»»
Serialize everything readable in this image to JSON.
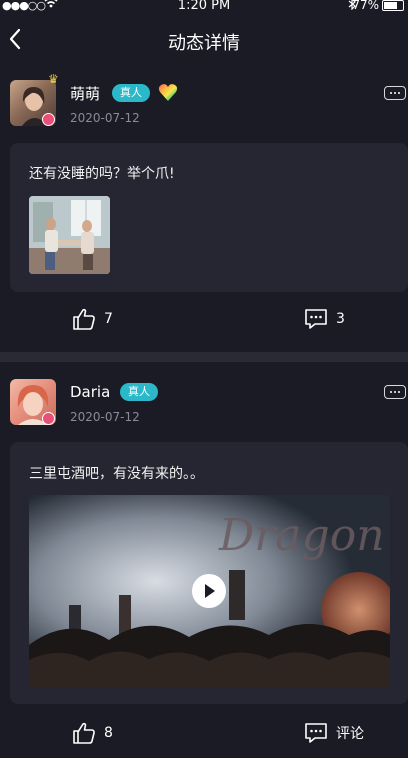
{
  "status_bar": {
    "signal": "●●●○○",
    "time": "1:20 PM",
    "battery": "77%"
  },
  "nav": {
    "title": "动态详情"
  },
  "posts": [
    {
      "username": "萌萌",
      "badge": "真人",
      "date": "2020-07-12",
      "text": "还有没睡的吗？举个爪!",
      "likes": "7",
      "comments": "3"
    },
    {
      "username": "Daria",
      "badge": "真人",
      "date": "2020-07-12",
      "text": "三里屯酒吧，有没有来的。。",
      "likes": "8",
      "comments": "评论"
    }
  ]
}
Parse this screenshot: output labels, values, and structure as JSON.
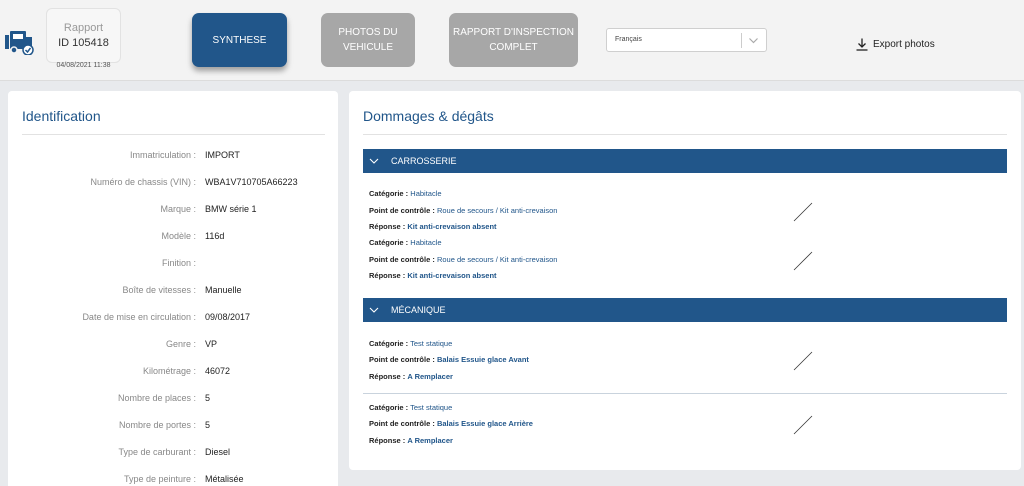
{
  "header": {
    "report_label": "Rapport",
    "report_id": "ID 105418",
    "report_date": "04/08/2021 11:38",
    "tabs": [
      {
        "line1": "SYNTHESE",
        "line2": ""
      },
      {
        "line1": "PHOTOS DU",
        "line2": "VEHICULE"
      },
      {
        "line1": "RAPPORT D'INSPECTION",
        "line2": "COMPLET"
      }
    ],
    "language": "Français",
    "export_label": "Export photos"
  },
  "identification": {
    "title": "Identification",
    "rows": [
      {
        "label": "Immatriculation :",
        "value": "IMPORT"
      },
      {
        "label": "Numéro de chassis (VIN) :",
        "value": "WBA1V710705A66223"
      },
      {
        "label": "Marque :",
        "value": "BMW série 1"
      },
      {
        "label": "Modèle :",
        "value": "116d"
      },
      {
        "label": "Finition :",
        "value": ""
      },
      {
        "label": "Boîte de vitesses :",
        "value": "Manuelle"
      },
      {
        "label": "Date de mise en circulation :",
        "value": "09/08/2017"
      },
      {
        "label": "Genre :",
        "value": "VP"
      },
      {
        "label": "Kilométrage :",
        "value": "46072"
      },
      {
        "label": "Nombre de places :",
        "value": "5"
      },
      {
        "label": "Nombre de portes :",
        "value": "5"
      },
      {
        "label": "Type de carburant :",
        "value": "Diesel"
      },
      {
        "label": "Type de peinture :",
        "value": "Métalisée"
      }
    ]
  },
  "damages": {
    "title": "Dommages & dégâts",
    "labels": {
      "category": "Catégorie :",
      "checkpoint": "Point de contrôle :",
      "response": "Réponse :"
    },
    "sections": [
      {
        "name": "CARROSSERIE",
        "items": [
          {
            "category": "Habitacle",
            "checkpoint": "Roue de secours / Kit anti-crevaison",
            "response": "Kit anti-crevaison absent"
          },
          {
            "category": "Habitacle",
            "checkpoint": "Roue de secours / Kit anti-crevaison",
            "response": "Kit anti-crevaison absent"
          }
        ]
      },
      {
        "name": "MÉCANIQUE",
        "items": [
          {
            "category": "Test statique",
            "checkpoint": "Balais Essuie glace Avant",
            "response": "A Remplacer"
          },
          {
            "category": "Test statique",
            "checkpoint": "Balais Essuie glace Arrière",
            "response": "A Remplacer"
          }
        ]
      }
    ]
  },
  "colors": {
    "brand": "#21568a",
    "tab_inactive": "#a7a7a7",
    "background": "#e8eaed"
  }
}
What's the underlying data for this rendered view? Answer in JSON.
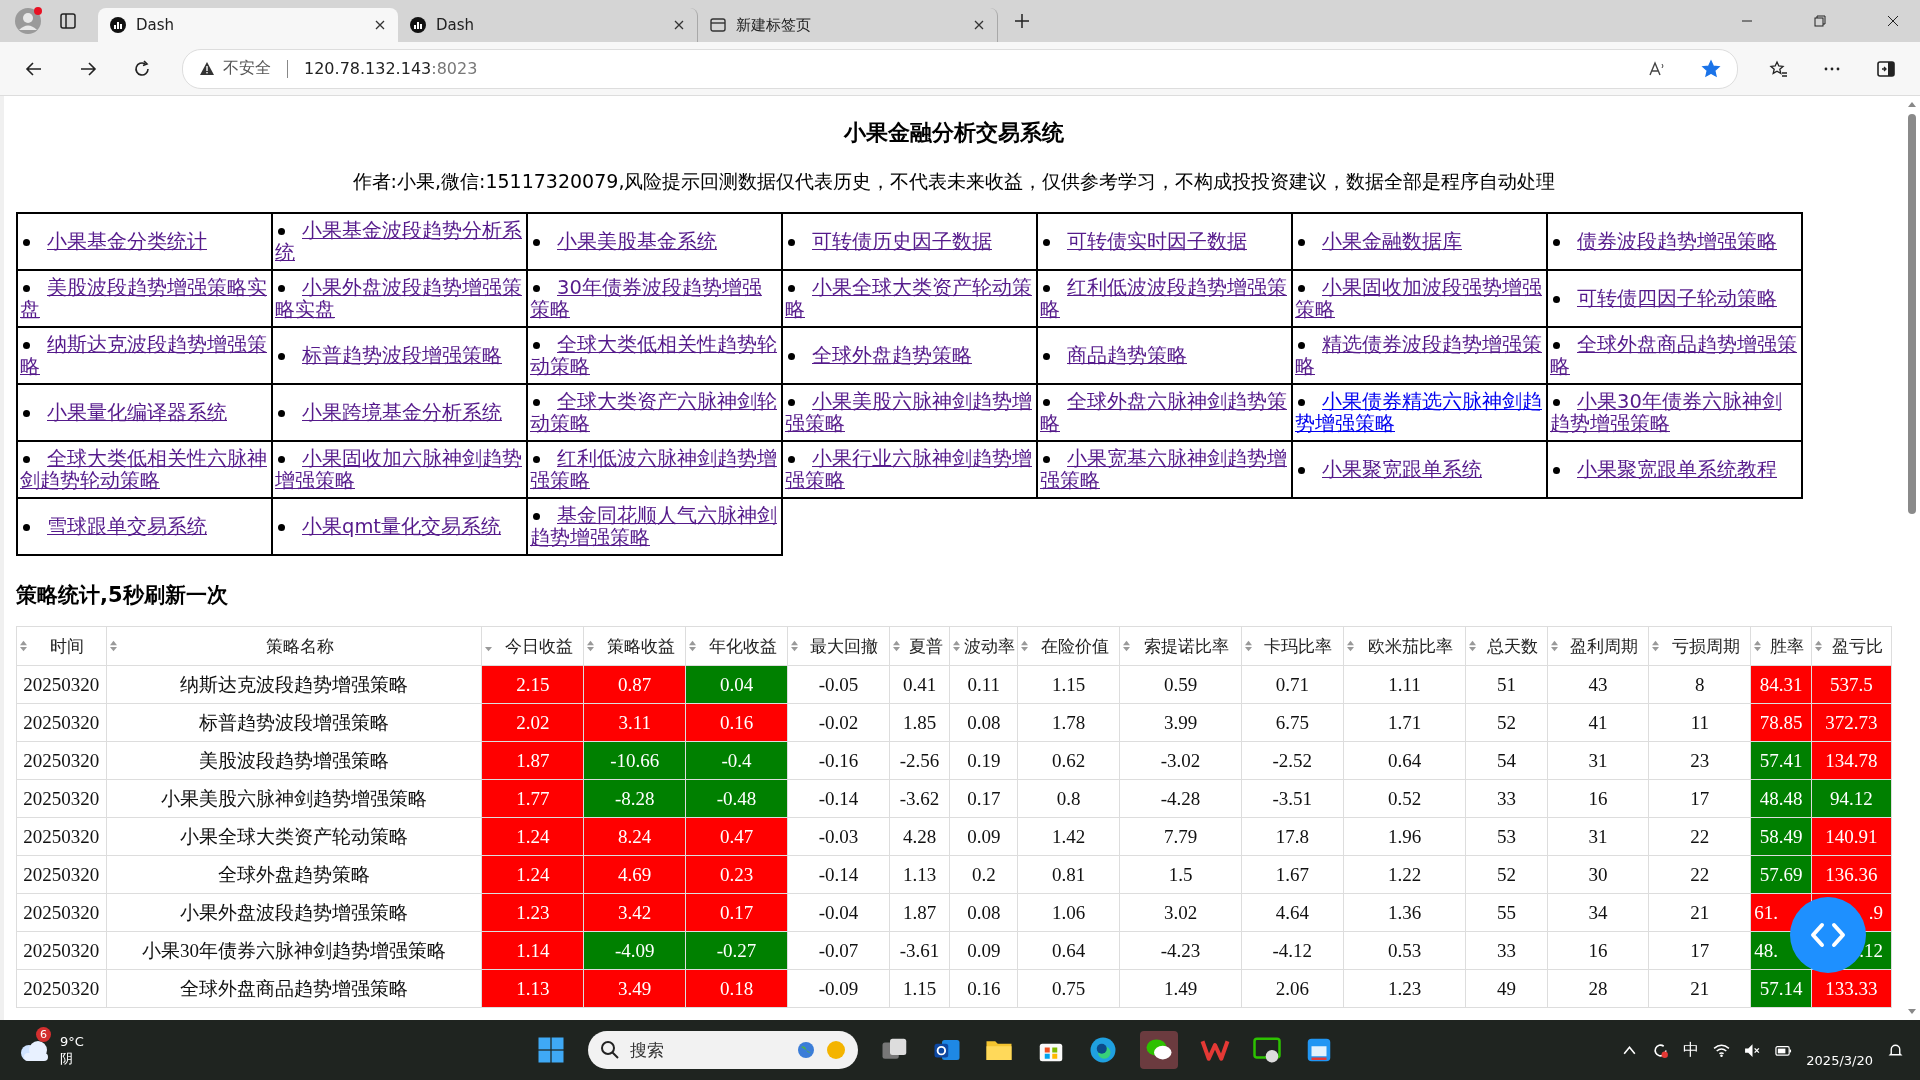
««
== Problem to solve ==
Exact duplication of all the records is required; pictures are omitted from the copy.

== Task answer ==
Serialize everything readable in this image to JSON.
{
  "status_bar": {
    "signal": "●●●○○",
    "time": "1:20 PM",
    "battery": "77%"
  },
  "nav": {
    "title": "动态详情"
  },
  "posts": [
    {
      "username": "萌萌",
      "badge": "真人",
      "date": "2020-07-12",
      "text": "还有没睡的吗？举个爪!",
      "likes": "7",
      "comments": "3"
    },
    {
      "username": "Daria",
      "badge": "真人",
      "date": "2020-07-12",
      "text": "三里屯酒吧，有没有来的。。",
      "likes": "8",
      "comments": "评论"
    }
  ]
}
Parse this screenshot: output labels, values, and structure as JSON.
{
  "header": {
    "report_label": "Rapport",
    "report_id": "ID 105418",
    "report_date": "04/08/2021 11:38",
    "tabs": [
      {
        "line1": "SYNTHESE",
        "line2": ""
      },
      {
        "line1": "PHOTOS DU",
        "line2": "VEHICULE"
      },
      {
        "line1": "RAPPORT D'INSPECTION",
        "line2": "COMPLET"
      }
    ],
    "language": "Français",
    "export_label": "Export photos"
  },
  "identification": {
    "title": "Identification",
    "rows": [
      {
        "label": "Immatriculation :",
        "value": "IMPORT"
      },
      {
        "label": "Numéro de chassis (VIN) :",
        "value": "WBA1V710705A66223"
      },
      {
        "label": "Marque :",
        "value": "BMW série 1"
      },
      {
        "label": "Modèle :",
        "value": "116d"
      },
      {
        "label": "Finition :",
        "value": ""
      },
      {
        "label": "Boîte de vitesses :",
        "value": "Manuelle"
      },
      {
        "label": "Date de mise en circulation :",
        "value": "09/08/2017"
      },
      {
        "label": "Genre :",
        "value": "VP"
      },
      {
        "label": "Kilométrage :",
        "value": "46072"
      },
      {
        "label": "Nombre de places :",
        "value": "5"
      },
      {
        "label": "Nombre de portes :",
        "value": "5"
      },
      {
        "label": "Type de carburant :",
        "value": "Diesel"
      },
      {
        "label": "Type de peinture :",
        "value": "Métalisée"
      }
    ]
  },
  "damages": {
    "title": "Dommages & dégâts",
    "labels": {
      "category": "Catégorie :",
      "checkpoint": "Point de contrôle :",
      "response": "Réponse :"
    },
    "sections": [
      {
        "name": "CARROSSERIE",
        "items": [
          {
            "category": "Habitacle",
            "checkpoint": "Roue de secours / Kit anti-crevaison",
            "response": "Kit anti-crevaison absent"
          },
          {
            "category": "Habitacle",
            "checkpoint": "Roue de secours / Kit anti-crevaison",
            "response": "Kit anti-crevaison absent"
          }
        ]
      },
      {
        "name": "MÉCANIQUE",
        "items": [
          {
            "category": "Test statique",
            "checkpoint": "Balais Essuie glace Avant",
            "response": "A Remplacer"
          },
          {
            "category": "Test statique",
            "checkpoint": "Balais Essuie glace Arrière",
            "response": "A Remplacer"
          }
        ]
      }
    ]
  },
  "colors": {
    "brand": "#21568a",
    "tab_inactive": "#a7a7a7",
    "background": "#e8eaed"
  }
}
What's the underlying data for this rendered view? Answer in JSON.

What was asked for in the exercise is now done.